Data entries
+--
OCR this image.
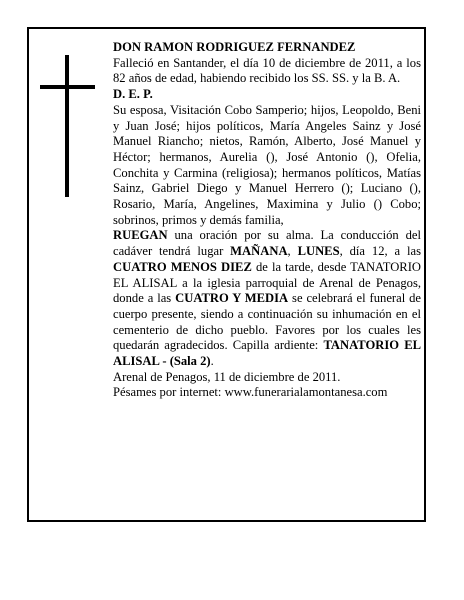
DON RAMON RODRIGUEZ FERNANDEZ

Falleció en Santander, el día 10 de diciembre de 2011, a los 82 años de edad, habiendo recibido los SS. SS. y la B. A.

D. E. P.

Su esposa, Visitación Cobo Samperio; hijos, Leopoldo, Beni y Juan José; hijos políticos, María Angeles Sainz y José Manuel Riancho; nietos, Ramón, Alberto, José Manuel y Héctor; hermanos, Aurelia (), José Antonio (), Ofelia, Conchita y Carmina (religiosa); hermanos políticos, Matías Sainz, Gabriel Diego y Manuel Herrero (); Luciano (), Rosario, María, Angelines, Maximina y Julio () Cobo; sobrinos, primos y demás familia,

RUEGAN una oración por su alma. La conducción del cadáver tendrá lugar MAÑANA, LUNES, día 12, a las CUATRO MENOS DIEZ de la tarde, desde TANATORIO EL ALISAL a la iglesia parroquial de Arenal de Penagos, donde a las CUATRO Y MEDIA se celebrará el funeral de cuerpo presente, siendo a continuación su inhumación en el cementerio de dicho pueblo. Favores por los cuales les quedarán agradecidos. Capilla ardiente: TANATORIO EL ALISAL - (Sala 2).

Arenal de Penagos, 11 de diciembre de 2011.

Pésames por internet: www.funerarialamontanesa.com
+--
● **DIRECTION**: Return every line above in which the string "diciembre" occurs.

● **ANSWER TO THE TASK**:
Falleció en Santander, el día 10 de diciembre de 2011, a los 82 años de edad, habiendo recibido los SS. SS. y la B. A.
Arenal de Penagos, 11 de diciembre de 2011.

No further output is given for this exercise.